## Direction
Show all lines from the listing below that contain "five".

## Working data
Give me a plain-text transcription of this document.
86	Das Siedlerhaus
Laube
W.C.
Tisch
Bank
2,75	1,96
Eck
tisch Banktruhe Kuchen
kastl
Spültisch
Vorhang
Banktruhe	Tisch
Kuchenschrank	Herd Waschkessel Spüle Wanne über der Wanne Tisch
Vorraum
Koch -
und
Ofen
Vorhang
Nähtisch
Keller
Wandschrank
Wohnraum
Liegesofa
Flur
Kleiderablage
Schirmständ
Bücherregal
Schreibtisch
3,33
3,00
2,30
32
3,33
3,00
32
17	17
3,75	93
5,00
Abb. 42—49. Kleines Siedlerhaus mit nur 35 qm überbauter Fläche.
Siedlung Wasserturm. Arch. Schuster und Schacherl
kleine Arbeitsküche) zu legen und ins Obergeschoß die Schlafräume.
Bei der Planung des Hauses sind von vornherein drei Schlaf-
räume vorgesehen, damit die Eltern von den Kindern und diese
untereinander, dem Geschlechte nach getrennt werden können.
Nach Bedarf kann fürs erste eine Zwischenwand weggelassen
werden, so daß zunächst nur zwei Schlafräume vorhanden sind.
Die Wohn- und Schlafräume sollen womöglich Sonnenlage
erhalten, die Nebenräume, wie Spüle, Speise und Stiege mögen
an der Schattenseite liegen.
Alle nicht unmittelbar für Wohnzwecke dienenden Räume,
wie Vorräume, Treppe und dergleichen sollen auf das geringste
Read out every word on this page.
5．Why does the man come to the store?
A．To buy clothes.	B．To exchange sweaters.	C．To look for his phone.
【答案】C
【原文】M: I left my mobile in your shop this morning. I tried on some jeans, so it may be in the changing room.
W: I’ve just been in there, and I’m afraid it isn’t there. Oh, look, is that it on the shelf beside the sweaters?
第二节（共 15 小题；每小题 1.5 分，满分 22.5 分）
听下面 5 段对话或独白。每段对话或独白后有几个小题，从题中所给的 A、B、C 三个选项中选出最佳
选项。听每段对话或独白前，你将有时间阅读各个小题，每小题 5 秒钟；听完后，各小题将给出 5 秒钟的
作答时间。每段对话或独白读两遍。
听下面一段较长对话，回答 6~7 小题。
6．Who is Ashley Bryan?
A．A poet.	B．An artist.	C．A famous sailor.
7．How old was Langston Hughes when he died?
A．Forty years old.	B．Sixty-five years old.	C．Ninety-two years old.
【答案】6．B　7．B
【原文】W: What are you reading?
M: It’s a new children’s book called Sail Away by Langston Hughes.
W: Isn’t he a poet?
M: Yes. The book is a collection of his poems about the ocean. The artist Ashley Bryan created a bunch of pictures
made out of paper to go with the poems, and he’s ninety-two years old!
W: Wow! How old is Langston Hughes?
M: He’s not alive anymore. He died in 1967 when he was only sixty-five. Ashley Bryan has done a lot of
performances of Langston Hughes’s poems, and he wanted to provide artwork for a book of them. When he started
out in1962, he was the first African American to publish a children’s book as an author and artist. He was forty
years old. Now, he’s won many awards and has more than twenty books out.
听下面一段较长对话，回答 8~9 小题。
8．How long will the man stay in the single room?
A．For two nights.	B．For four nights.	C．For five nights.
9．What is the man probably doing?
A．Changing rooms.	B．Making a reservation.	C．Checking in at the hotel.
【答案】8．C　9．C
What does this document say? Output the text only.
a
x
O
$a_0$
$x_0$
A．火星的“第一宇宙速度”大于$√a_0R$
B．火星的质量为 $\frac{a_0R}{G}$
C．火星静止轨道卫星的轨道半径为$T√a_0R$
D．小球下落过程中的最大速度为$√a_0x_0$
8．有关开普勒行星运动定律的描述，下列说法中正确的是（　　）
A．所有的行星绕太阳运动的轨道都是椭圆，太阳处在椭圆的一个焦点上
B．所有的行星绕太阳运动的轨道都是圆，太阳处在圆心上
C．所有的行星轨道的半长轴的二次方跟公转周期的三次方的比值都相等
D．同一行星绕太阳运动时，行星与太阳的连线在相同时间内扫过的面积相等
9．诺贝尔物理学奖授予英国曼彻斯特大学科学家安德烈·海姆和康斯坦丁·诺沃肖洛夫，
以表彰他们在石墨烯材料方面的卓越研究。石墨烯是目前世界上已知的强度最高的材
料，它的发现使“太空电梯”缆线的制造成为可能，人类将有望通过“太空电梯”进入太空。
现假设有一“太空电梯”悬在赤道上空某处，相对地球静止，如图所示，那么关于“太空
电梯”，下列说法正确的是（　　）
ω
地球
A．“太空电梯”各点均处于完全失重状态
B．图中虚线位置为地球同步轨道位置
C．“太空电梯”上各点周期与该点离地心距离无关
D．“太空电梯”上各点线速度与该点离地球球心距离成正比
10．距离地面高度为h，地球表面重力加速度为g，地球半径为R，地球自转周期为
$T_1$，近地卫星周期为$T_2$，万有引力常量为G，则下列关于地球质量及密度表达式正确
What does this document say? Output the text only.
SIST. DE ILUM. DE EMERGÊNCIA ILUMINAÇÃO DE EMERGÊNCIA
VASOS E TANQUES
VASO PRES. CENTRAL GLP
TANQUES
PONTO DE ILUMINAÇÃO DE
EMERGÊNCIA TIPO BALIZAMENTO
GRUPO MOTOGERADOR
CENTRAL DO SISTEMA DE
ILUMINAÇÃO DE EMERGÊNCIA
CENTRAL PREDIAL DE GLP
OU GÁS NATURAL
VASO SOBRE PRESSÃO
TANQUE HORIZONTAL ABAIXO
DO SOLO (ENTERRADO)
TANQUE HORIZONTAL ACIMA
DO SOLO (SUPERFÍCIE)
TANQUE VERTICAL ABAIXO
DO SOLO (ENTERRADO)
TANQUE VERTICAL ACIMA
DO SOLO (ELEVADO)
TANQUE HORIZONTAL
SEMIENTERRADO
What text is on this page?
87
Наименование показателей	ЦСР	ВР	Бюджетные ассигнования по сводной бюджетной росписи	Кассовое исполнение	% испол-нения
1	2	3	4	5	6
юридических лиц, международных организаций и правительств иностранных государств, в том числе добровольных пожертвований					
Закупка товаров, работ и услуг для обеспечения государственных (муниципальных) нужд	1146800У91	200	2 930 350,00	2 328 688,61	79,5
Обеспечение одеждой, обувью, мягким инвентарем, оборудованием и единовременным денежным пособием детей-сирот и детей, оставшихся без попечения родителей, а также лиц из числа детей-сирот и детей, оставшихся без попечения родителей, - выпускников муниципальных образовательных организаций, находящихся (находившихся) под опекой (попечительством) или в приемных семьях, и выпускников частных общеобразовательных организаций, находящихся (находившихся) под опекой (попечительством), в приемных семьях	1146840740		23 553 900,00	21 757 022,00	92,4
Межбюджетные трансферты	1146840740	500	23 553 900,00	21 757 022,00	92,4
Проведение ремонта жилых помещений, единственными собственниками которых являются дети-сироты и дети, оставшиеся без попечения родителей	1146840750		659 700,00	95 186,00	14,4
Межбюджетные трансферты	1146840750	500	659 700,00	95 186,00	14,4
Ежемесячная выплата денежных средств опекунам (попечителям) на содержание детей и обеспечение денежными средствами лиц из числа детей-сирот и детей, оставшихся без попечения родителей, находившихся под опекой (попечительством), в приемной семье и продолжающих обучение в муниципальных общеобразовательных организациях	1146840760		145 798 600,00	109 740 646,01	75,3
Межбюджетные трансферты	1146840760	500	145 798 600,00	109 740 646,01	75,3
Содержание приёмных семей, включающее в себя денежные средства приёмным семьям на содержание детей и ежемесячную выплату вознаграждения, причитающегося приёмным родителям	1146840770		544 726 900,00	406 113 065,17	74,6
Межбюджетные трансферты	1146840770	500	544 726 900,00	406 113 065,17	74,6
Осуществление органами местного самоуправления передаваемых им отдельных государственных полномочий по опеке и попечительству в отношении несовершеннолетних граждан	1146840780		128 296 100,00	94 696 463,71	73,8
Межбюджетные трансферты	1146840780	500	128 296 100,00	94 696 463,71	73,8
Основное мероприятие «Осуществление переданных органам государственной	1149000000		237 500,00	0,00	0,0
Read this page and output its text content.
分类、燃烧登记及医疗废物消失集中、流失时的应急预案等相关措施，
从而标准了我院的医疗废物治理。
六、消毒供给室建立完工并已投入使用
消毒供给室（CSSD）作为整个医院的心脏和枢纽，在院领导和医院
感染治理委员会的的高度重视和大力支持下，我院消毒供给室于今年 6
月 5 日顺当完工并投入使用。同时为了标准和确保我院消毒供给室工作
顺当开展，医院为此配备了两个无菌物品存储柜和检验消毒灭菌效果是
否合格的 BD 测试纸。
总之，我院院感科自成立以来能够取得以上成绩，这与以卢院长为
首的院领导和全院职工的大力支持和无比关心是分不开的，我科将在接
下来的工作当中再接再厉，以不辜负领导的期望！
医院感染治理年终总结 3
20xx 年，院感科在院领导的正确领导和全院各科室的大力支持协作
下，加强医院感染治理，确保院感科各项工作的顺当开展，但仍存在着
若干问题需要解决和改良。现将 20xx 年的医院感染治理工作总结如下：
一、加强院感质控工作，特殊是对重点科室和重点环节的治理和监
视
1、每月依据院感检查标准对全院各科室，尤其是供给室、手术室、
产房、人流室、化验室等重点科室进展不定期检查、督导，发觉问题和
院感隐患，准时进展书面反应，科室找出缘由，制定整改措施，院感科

## Output of the task
A．Forty years old.	B．Sixty-five years old.	C．Ninety-two years old.
M: He’s not alive anymore. He died in 1967 when he was only sixty-five. Ashley Bryan has done a lot of
A．For two nights.	B．For four nights.	C．For five nights.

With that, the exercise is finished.